Material to process:
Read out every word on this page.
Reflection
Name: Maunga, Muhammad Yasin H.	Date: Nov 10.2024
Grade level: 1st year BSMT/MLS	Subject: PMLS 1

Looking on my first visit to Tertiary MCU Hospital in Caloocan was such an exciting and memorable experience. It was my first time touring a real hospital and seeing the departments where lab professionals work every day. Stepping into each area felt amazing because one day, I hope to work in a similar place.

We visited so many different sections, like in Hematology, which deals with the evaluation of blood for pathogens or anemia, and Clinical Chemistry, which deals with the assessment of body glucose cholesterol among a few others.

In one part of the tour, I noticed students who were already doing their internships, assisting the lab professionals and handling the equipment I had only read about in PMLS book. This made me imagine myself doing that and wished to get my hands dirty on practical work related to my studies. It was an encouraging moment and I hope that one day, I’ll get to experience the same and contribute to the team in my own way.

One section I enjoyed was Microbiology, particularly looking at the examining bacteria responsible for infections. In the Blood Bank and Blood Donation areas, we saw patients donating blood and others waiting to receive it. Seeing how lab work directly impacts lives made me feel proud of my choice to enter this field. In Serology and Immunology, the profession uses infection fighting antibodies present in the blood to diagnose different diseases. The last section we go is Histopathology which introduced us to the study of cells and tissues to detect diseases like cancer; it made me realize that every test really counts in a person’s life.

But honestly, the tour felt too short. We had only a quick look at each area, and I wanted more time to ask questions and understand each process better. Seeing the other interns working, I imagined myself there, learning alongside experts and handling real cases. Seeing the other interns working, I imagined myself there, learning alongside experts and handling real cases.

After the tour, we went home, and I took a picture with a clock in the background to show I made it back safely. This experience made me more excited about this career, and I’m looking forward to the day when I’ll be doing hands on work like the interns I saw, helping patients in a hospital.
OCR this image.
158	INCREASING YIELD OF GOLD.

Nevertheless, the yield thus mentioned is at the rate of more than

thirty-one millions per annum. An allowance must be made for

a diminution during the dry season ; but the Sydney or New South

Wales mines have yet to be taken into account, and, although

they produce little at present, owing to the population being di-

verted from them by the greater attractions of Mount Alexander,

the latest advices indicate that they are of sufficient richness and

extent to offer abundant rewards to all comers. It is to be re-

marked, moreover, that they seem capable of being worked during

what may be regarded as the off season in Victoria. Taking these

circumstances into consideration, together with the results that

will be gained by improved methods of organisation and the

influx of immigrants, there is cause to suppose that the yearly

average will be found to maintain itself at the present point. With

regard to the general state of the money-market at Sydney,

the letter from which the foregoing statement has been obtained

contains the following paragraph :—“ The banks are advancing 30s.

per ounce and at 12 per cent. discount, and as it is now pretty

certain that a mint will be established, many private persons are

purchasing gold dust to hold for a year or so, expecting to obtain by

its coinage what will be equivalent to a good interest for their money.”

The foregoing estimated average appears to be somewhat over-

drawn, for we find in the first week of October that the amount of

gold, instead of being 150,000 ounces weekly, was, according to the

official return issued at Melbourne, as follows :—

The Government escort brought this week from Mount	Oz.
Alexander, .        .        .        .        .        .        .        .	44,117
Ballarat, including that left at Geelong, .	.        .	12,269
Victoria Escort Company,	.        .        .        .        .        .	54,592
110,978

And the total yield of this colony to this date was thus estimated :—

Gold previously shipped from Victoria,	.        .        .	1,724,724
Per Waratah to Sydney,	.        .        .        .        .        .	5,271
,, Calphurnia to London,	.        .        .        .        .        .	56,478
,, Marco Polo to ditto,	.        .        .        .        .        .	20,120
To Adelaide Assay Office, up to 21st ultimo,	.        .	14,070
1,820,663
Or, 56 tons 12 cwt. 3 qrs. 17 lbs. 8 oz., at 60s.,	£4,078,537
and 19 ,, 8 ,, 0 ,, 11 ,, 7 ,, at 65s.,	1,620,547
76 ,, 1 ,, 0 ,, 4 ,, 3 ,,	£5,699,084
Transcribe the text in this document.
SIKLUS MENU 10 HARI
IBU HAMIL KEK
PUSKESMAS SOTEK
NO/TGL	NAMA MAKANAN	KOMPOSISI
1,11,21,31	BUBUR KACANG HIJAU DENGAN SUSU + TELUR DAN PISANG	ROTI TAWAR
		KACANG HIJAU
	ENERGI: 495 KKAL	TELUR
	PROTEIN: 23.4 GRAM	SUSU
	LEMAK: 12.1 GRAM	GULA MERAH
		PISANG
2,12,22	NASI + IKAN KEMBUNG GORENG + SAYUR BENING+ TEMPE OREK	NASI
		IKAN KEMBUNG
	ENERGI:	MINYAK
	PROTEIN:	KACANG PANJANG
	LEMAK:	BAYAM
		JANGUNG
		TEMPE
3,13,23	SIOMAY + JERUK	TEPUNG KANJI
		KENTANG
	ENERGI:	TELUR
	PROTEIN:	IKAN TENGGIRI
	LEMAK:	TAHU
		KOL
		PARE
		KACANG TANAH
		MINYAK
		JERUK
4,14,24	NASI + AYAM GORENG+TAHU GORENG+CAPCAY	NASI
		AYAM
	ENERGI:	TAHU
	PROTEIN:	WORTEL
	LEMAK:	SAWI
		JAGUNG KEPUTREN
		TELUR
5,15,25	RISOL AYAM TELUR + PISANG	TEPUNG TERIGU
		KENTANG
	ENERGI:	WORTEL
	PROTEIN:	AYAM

Task objective: Among the lines above, list those that contain the word "HIJAU".

Output for this task:
1,11,21,31	BUBUR KACANG HIJAU DENGAN SUSU + TELUR DAN PISANG	ROTI TAWAR
		KACANG HIJAU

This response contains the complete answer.